** Begin Listed records **

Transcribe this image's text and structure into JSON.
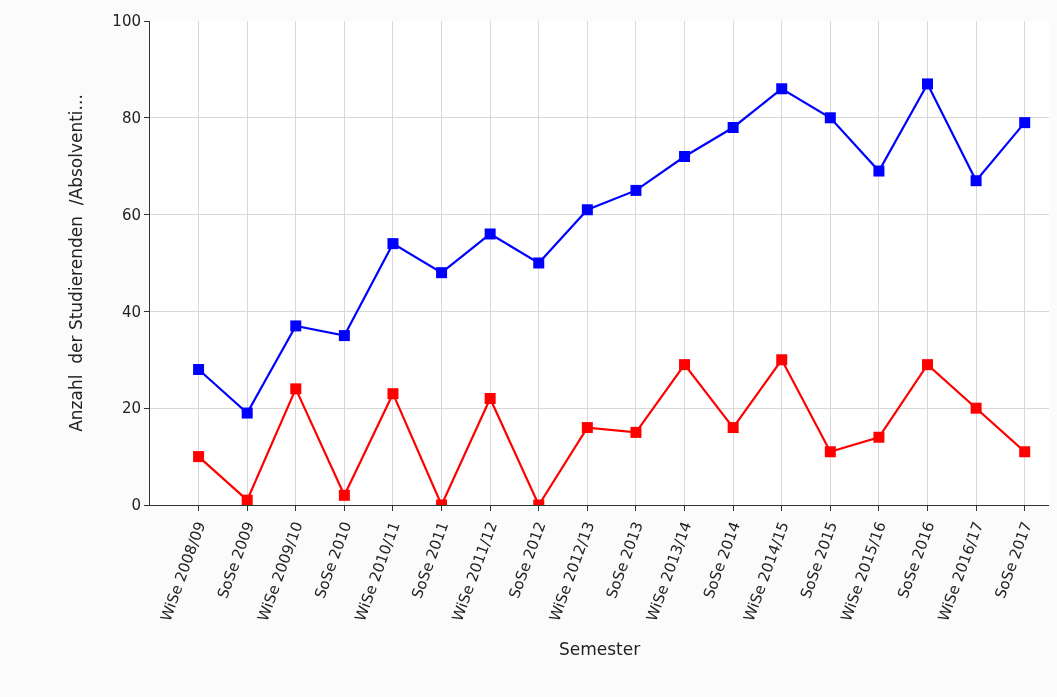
{
  "chart_data": {
    "type": "line",
    "xlabel": "Semester",
    "ylabel": "Anzahl  der Studierenden  /Absolventi...",
    "categories": [
      "WiSe 2008/09",
      "SoSe 2009",
      "WiSe 2009/10",
      "SoSe 2010",
      "WiSe 2010/11",
      "SoSe 2011",
      "WiSe 2011/12",
      "SoSe 2012",
      "WiSe 2012/13",
      "SoSe 2013",
      "WiSe 2013/14",
      "SoSe 2014",
      "WiSe 2014/15",
      "SoSe 2015",
      "WiSe 2015/16",
      "SoSe 2016",
      "WiSe 2016/17",
      "SoSe 2017"
    ],
    "series": [
      {
        "color": "#0000ff",
        "values": [
          28,
          19,
          37,
          35,
          54,
          48,
          56,
          50,
          61,
          65,
          72,
          78,
          86,
          80,
          69,
          87,
          67,
          79
        ]
      },
      {
        "color": "#ff0000",
        "values": [
          10,
          1,
          24,
          2,
          23,
          0,
          22,
          0,
          16,
          15,
          29,
          16,
          30,
          11,
          14,
          29,
          20,
          11
        ]
      }
    ],
    "ylim": [
      0,
      100
    ],
    "yticks": [
      0,
      20,
      40,
      60,
      80,
      100
    ],
    "grid": true,
    "marker": "square",
    "line_style": "solid"
  }
}
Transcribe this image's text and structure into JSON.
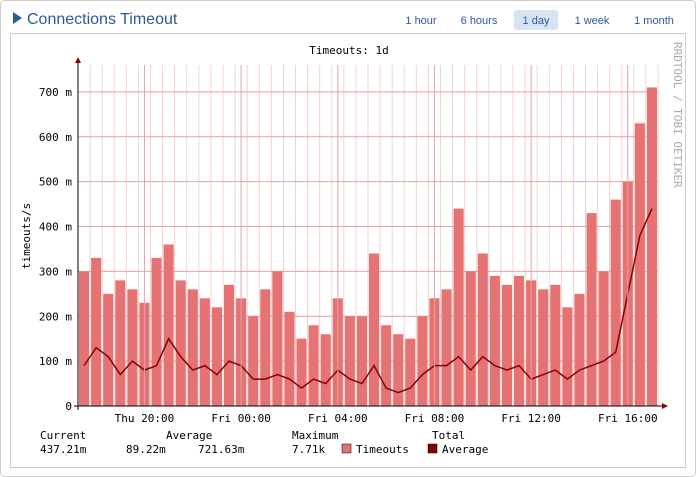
{
  "header": {
    "title": "Connections Timeout",
    "tabs": [
      "1 hour",
      "6 hours",
      "1 day",
      "1 week",
      "1 month"
    ],
    "active_tab": 2
  },
  "chart_data": {
    "type": "bar_line",
    "title": "Timeouts: 1d",
    "y_label": "timeouts/s",
    "watermark": "RRDTOOL / TOBI OETIKER",
    "categories": [
      null,
      null,
      null,
      null,
      null,
      "Thu 20:00",
      null,
      null,
      null,
      null,
      null,
      null,
      null,
      "Fri 00:00",
      null,
      null,
      null,
      null,
      null,
      null,
      null,
      "Fri 04:00",
      null,
      null,
      null,
      null,
      null,
      null,
      null,
      "Fri 08:00",
      null,
      null,
      null,
      null,
      null,
      null,
      null,
      "Fri 12:00",
      null,
      null,
      null,
      null,
      null,
      null,
      null,
      "Fri 16:00",
      null,
      null
    ],
    "series": [
      {
        "name": "Timeouts",
        "color": "#e57373",
        "values": [
          300,
          330,
          250,
          280,
          260,
          230,
          330,
          360,
          280,
          260,
          240,
          220,
          270,
          240,
          200,
          260,
          300,
          210,
          150,
          180,
          160,
          240,
          200,
          200,
          340,
          180,
          160,
          150,
          200,
          240,
          260,
          440,
          300,
          340,
          290,
          270,
          290,
          280,
          260,
          270,
          220,
          250,
          430,
          300,
          460,
          500,
          630,
          710
        ]
      },
      {
        "name": "Average",
        "color": "#8b0000",
        "values": [
          90,
          130,
          110,
          70,
          100,
          80,
          90,
          150,
          110,
          80,
          90,
          70,
          100,
          90,
          60,
          60,
          70,
          60,
          40,
          60,
          50,
          80,
          60,
          50,
          90,
          40,
          30,
          40,
          70,
          90,
          90,
          110,
          80,
          110,
          90,
          80,
          90,
          60,
          70,
          80,
          60,
          80,
          90,
          100,
          120,
          250,
          380,
          440
        ]
      }
    ],
    "ylim": [
      0,
      760
    ],
    "yticks": [
      0,
      {
        "value": 100,
        "label": "100 m"
      },
      {
        "value": 200,
        "label": "200 m"
      },
      {
        "value": 300,
        "label": "300 m"
      },
      {
        "value": 400,
        "label": "400 m"
      },
      {
        "value": 500,
        "label": "500 m"
      },
      {
        "value": 600,
        "label": "600 m"
      },
      {
        "value": 700,
        "label": "700 m"
      }
    ],
    "grid": true
  },
  "legend_table": {
    "headers": [
      "Current",
      "Average",
      "Maximum",
      "Total"
    ],
    "values": [
      "437.21m",
      "89.22m",
      "721.63m",
      "7.71k"
    ]
  }
}
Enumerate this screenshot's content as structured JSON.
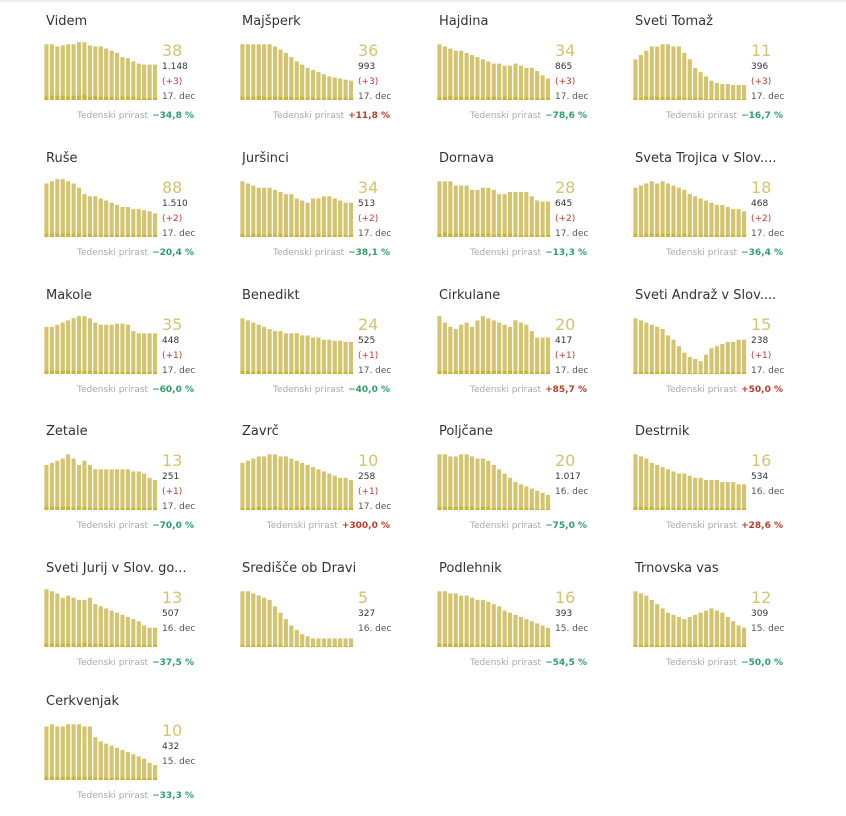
{
  "colors": {
    "bar": "#d4c470",
    "bar_low": "#c7b43a",
    "number": "#d4c470",
    "negative": "#2ea06a",
    "positive": "#c0392b"
  },
  "growth_label": "Tedenski prirast",
  "chart_data": [
    {
      "type": "bar",
      "title": "Videm",
      "active": "38",
      "total": "1.148",
      "delta": "(+3)",
      "date": "17. dec",
      "growth": "−34,8 %",
      "growth_sign": "neg",
      "values": [
        52,
        52,
        50,
        51,
        52,
        52,
        54,
        54,
        51,
        50,
        50,
        48,
        46,
        44,
        40,
        39,
        36,
        34,
        33,
        33,
        33
      ],
      "low": [
        3,
        4,
        4,
        4,
        3,
        4,
        4,
        5,
        3,
        4,
        3,
        3,
        3,
        2,
        3,
        3,
        3,
        2,
        2,
        2,
        2
      ]
    },
    {
      "type": "bar",
      "title": "Majšperk",
      "active": "36",
      "total": "993",
      "delta": "(+3)",
      "date": "17. dec",
      "growth": "+11,8 %",
      "growth_sign": "pos",
      "values": [
        52,
        52,
        52,
        52,
        52,
        52,
        50,
        47,
        44,
        40,
        36,
        33,
        30,
        28,
        26,
        24,
        22,
        21,
        20,
        19,
        18
      ],
      "low": [
        3,
        3,
        3,
        4,
        3,
        3,
        3,
        3,
        3,
        3,
        2,
        3,
        2,
        2,
        2,
        2,
        2,
        2,
        2,
        2,
        2
      ]
    },
    {
      "type": "bar",
      "title": "Hajdina",
      "active": "34",
      "total": "865",
      "delta": "(+3)",
      "date": "17. dec",
      "growth": "−78,6 %",
      "growth_sign": "neg",
      "values": [
        52,
        50,
        48,
        46,
        46,
        44,
        42,
        40,
        38,
        36,
        34,
        34,
        32,
        32,
        34,
        32,
        30,
        30,
        27,
        23,
        20
      ],
      "low": [
        3,
        3,
        4,
        3,
        3,
        3,
        3,
        3,
        2,
        3,
        3,
        2,
        3,
        2,
        3,
        2,
        2,
        2,
        2,
        2,
        2
      ]
    },
    {
      "type": "bar",
      "title": "Sveti Tomaž",
      "active": "11",
      "total": "396",
      "delta": "(+3)",
      "date": "17. dec",
      "growth": "−16,7 %",
      "growth_sign": "neg",
      "values": [
        38,
        42,
        46,
        50,
        50,
        52,
        52,
        50,
        50,
        44,
        38,
        30,
        26,
        22,
        18,
        16,
        15,
        15,
        14,
        14,
        14
      ],
      "low": [
        2,
        2,
        3,
        3,
        3,
        3,
        3,
        2,
        3,
        2,
        2,
        2,
        2,
        1,
        1,
        1,
        1,
        1,
        1,
        1,
        1
      ]
    },
    {
      "type": "bar",
      "title": "Ruše",
      "active": "88",
      "total": "1.510",
      "delta": "(+2)",
      "date": "17. dec",
      "growth": "−20,4 %",
      "growth_sign": "neg",
      "values": [
        50,
        52,
        54,
        54,
        52,
        50,
        46,
        40,
        38,
        38,
        36,
        34,
        32,
        30,
        28,
        28,
        26,
        26,
        25,
        24,
        22
      ],
      "low": [
        3,
        3,
        3,
        3,
        3,
        3,
        3,
        2,
        3,
        2,
        2,
        2,
        2,
        2,
        2,
        2,
        2,
        2,
        2,
        2,
        2
      ]
    },
    {
      "type": "bar",
      "title": "Juršinci",
      "active": "34",
      "total": "513",
      "delta": "(+2)",
      "date": "17. dec",
      "growth": "−38,1 %",
      "growth_sign": "neg",
      "values": [
        52,
        50,
        48,
        46,
        46,
        46,
        44,
        42,
        40,
        40,
        36,
        34,
        32,
        36,
        36,
        38,
        38,
        36,
        34,
        32,
        32
      ],
      "low": [
        3,
        2,
        3,
        3,
        2,
        3,
        2,
        3,
        2,
        2,
        2,
        2,
        2,
        2,
        3,
        2,
        2,
        2,
        2,
        2,
        2
      ]
    },
    {
      "type": "bar",
      "title": "Dornava",
      "active": "28",
      "total": "645",
      "delta": "(+2)",
      "date": "17. dec",
      "growth": "−13,3 %",
      "growth_sign": "neg",
      "values": [
        52,
        52,
        52,
        48,
        48,
        48,
        44,
        44,
        46,
        46,
        44,
        40,
        40,
        42,
        42,
        42,
        42,
        38,
        34,
        33,
        33
      ],
      "low": [
        3,
        4,
        3,
        3,
        3,
        3,
        3,
        3,
        3,
        3,
        2,
        3,
        3,
        3,
        2,
        2,
        2,
        2,
        2,
        2,
        2
      ]
    },
    {
      "type": "bar",
      "title": "Sveta Trojica v Slov....",
      "active": "18",
      "total": "468",
      "delta": "(+2)",
      "date": "17. dec",
      "growth": "−36,4 %",
      "growth_sign": "neg",
      "values": [
        46,
        48,
        50,
        52,
        50,
        52,
        50,
        48,
        46,
        44,
        40,
        38,
        36,
        34,
        32,
        30,
        30,
        28,
        26,
        26,
        24
      ],
      "low": [
        3,
        2,
        3,
        3,
        3,
        3,
        3,
        3,
        2,
        3,
        2,
        2,
        2,
        2,
        2,
        2,
        2,
        2,
        2,
        2,
        2
      ]
    },
    {
      "type": "bar",
      "title": "Makole",
      "active": "35",
      "total": "448",
      "delta": "(+1)",
      "date": "17. dec",
      "growth": "−60,0 %",
      "growth_sign": "neg",
      "values": [
        44,
        44,
        46,
        48,
        50,
        52,
        54,
        54,
        52,
        48,
        46,
        46,
        46,
        47,
        47,
        46,
        40,
        38,
        38,
        38,
        38
      ],
      "low": [
        3,
        3,
        3,
        3,
        3,
        3,
        3,
        3,
        3,
        3,
        2,
        2,
        2,
        2,
        2,
        2,
        2,
        2,
        2,
        2,
        2
      ]
    },
    {
      "type": "bar",
      "title": "Benedikt",
      "active": "24",
      "total": "525",
      "delta": "(+1)",
      "date": "17. dec",
      "growth": "−40,0 %",
      "growth_sign": "neg",
      "values": [
        52,
        50,
        48,
        46,
        44,
        42,
        40,
        40,
        38,
        38,
        38,
        36,
        36,
        34,
        34,
        32,
        32,
        31,
        31,
        30,
        30
      ],
      "low": [
        3,
        3,
        2,
        3,
        2,
        3,
        2,
        2,
        2,
        2,
        3,
        2,
        2,
        2,
        2,
        2,
        2,
        2,
        2,
        2,
        2
      ]
    },
    {
      "type": "bar",
      "title": "Cirkulane",
      "active": "20",
      "total": "417",
      "delta": "(+1)",
      "date": "17. dec",
      "growth": "+85,7 %",
      "growth_sign": "pos",
      "values": [
        54,
        48,
        44,
        42,
        46,
        48,
        44,
        50,
        54,
        52,
        50,
        48,
        46,
        44,
        50,
        48,
        46,
        40,
        34,
        34,
        34
      ],
      "low": [
        3,
        3,
        2,
        3,
        3,
        3,
        3,
        3,
        3,
        3,
        3,
        3,
        3,
        3,
        3,
        3,
        3,
        2,
        2,
        2,
        2
      ]
    },
    {
      "type": "bar",
      "title": "Sveti Andraž v Slov....",
      "active": "15",
      "total": "238",
      "delta": "(+1)",
      "date": "17. dec",
      "growth": "+50,0 %",
      "growth_sign": "pos",
      "values": [
        52,
        50,
        48,
        46,
        44,
        42,
        36,
        32,
        26,
        20,
        16,
        14,
        12,
        18,
        24,
        26,
        28,
        30,
        30,
        32,
        32
      ],
      "low": [
        2,
        2,
        2,
        2,
        2,
        2,
        2,
        2,
        1,
        1,
        1,
        1,
        1,
        1,
        1,
        1,
        2,
        2,
        2,
        2,
        2
      ]
    },
    {
      "type": "bar",
      "title": "Žetale",
      "active": "13",
      "total": "251",
      "delta": "(+1)",
      "date": "17. dec",
      "growth": "−70,0 %",
      "growth_sign": "neg",
      "values": [
        42,
        44,
        46,
        48,
        52,
        48,
        42,
        46,
        42,
        38,
        38,
        38,
        38,
        38,
        38,
        38,
        36,
        36,
        34,
        30,
        28
      ],
      "low": [
        3,
        3,
        3,
        3,
        3,
        2,
        3,
        3,
        2,
        2,
        2,
        2,
        2,
        2,
        2,
        2,
        2,
        2,
        2,
        2,
        2
      ]
    },
    {
      "type": "bar",
      "title": "Zavrč",
      "active": "10",
      "total": "258",
      "delta": "(+1)",
      "date": "17. dec",
      "growth": "+300,0 %",
      "growth_sign": "pos",
      "values": [
        44,
        46,
        48,
        50,
        50,
        52,
        52,
        50,
        50,
        48,
        46,
        44,
        42,
        40,
        38,
        36,
        34,
        32,
        30,
        30,
        28
      ],
      "low": [
        2,
        2,
        2,
        3,
        2,
        2,
        3,
        2,
        2,
        2,
        3,
        2,
        3,
        2,
        2,
        2,
        2,
        2,
        2,
        2,
        2
      ]
    },
    {
      "type": "bar",
      "title": "Poljčane",
      "active": "20",
      "total": "1.017",
      "delta": "",
      "date": "16. dec",
      "growth": "−75,0 %",
      "growth_sign": "neg",
      "values": [
        52,
        52,
        50,
        50,
        52,
        52,
        50,
        48,
        48,
        46,
        42,
        38,
        34,
        30,
        26,
        24,
        22,
        20,
        18,
        16,
        14
      ],
      "low": [
        3,
        3,
        3,
        3,
        3,
        3,
        3,
        2,
        3,
        3,
        2,
        2,
        2,
        2,
        2,
        2,
        2,
        2,
        1,
        1,
        1
      ]
    },
    {
      "type": "bar",
      "title": "Destrnik",
      "active": "16",
      "total": "534",
      "delta": "",
      "date": "16. dec",
      "growth": "+28,6 %",
      "growth_sign": "pos",
      "values": [
        52,
        50,
        48,
        44,
        42,
        40,
        38,
        36,
        34,
        34,
        32,
        30,
        30,
        28,
        28,
        28,
        26,
        26,
        26,
        24,
        24
      ],
      "low": [
        3,
        3,
        3,
        3,
        2,
        3,
        2,
        2,
        2,
        2,
        2,
        2,
        2,
        2,
        2,
        2,
        2,
        2,
        2,
        2,
        2
      ]
    },
    {
      "type": "bar",
      "title": "Sveti Jurij v Slov. go...",
      "active": "13",
      "total": "507",
      "delta": "",
      "date": "16. dec",
      "growth": "−37,5 %",
      "growth_sign": "neg",
      "values": [
        54,
        52,
        50,
        46,
        48,
        46,
        44,
        44,
        46,
        40,
        38,
        36,
        34,
        32,
        30,
        28,
        26,
        24,
        20,
        18,
        18
      ],
      "low": [
        3,
        3,
        3,
        3,
        3,
        3,
        3,
        4,
        3,
        3,
        3,
        2,
        2,
        2,
        2,
        2,
        2,
        2,
        2,
        2,
        2
      ]
    },
    {
      "type": "bar",
      "title": "Središče ob Dravi",
      "active": "5",
      "total": "327",
      "delta": "",
      "date": "16. dec",
      "growth": "",
      "growth_sign": "neg",
      "values": [
        52,
        52,
        50,
        48,
        46,
        44,
        38,
        32,
        26,
        20,
        16,
        12,
        10,
        8,
        8,
        8,
        8,
        8,
        8,
        8,
        8
      ],
      "low": [
        2,
        2,
        2,
        2,
        2,
        2,
        2,
        2,
        1,
        1,
        1,
        1,
        1,
        1,
        1,
        1,
        1,
        1,
        1,
        1,
        1
      ]
    },
    {
      "type": "bar",
      "title": "Podlehnik",
      "active": "16",
      "total": "393",
      "delta": "",
      "date": "15. dec",
      "growth": "−54,5 %",
      "growth_sign": "neg",
      "values": [
        52,
        52,
        50,
        50,
        48,
        48,
        46,
        44,
        44,
        42,
        40,
        38,
        34,
        32,
        30,
        28,
        26,
        24,
        22,
        20,
        18
      ],
      "low": [
        3,
        3,
        3,
        3,
        3,
        3,
        2,
        2,
        2,
        2,
        2,
        2,
        2,
        2,
        2,
        2,
        2,
        2,
        2,
        2,
        2
      ]
    },
    {
      "type": "bar",
      "title": "Trnovska vas",
      "active": "12",
      "total": "309",
      "delta": "",
      "date": "15. dec",
      "growth": "−50,0 %",
      "growth_sign": "neg",
      "values": [
        52,
        50,
        48,
        44,
        40,
        36,
        32,
        30,
        28,
        26,
        28,
        30,
        32,
        34,
        36,
        34,
        32,
        28,
        24,
        20,
        18
      ],
      "low": [
        2,
        2,
        2,
        2,
        2,
        2,
        2,
        2,
        2,
        2,
        2,
        2,
        2,
        2,
        2,
        2,
        2,
        2,
        2,
        2,
        2
      ]
    },
    {
      "type": "bar",
      "title": "Cerkvenjak",
      "active": "10",
      "total": "432",
      "delta": "",
      "date": "15. dec",
      "growth": "−33,3 %",
      "growth_sign": "neg",
      "values": [
        50,
        52,
        50,
        50,
        52,
        52,
        52,
        50,
        50,
        40,
        36,
        34,
        32,
        30,
        28,
        26,
        24,
        22,
        20,
        16,
        14
      ],
      "low": [
        3,
        3,
        3,
        3,
        3,
        3,
        3,
        3,
        3,
        2,
        2,
        2,
        2,
        2,
        2,
        2,
        2,
        2,
        2,
        2,
        2
      ]
    }
  ]
}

** End Listed records **

Look through the data and gather every line with the string "Sveti" in it.

## Written solution
      "title": "Sveti Tomaž",
      "title": "Sveti Andraž v Slov....",
      "title": "Sveti Jurij v Slov. go...",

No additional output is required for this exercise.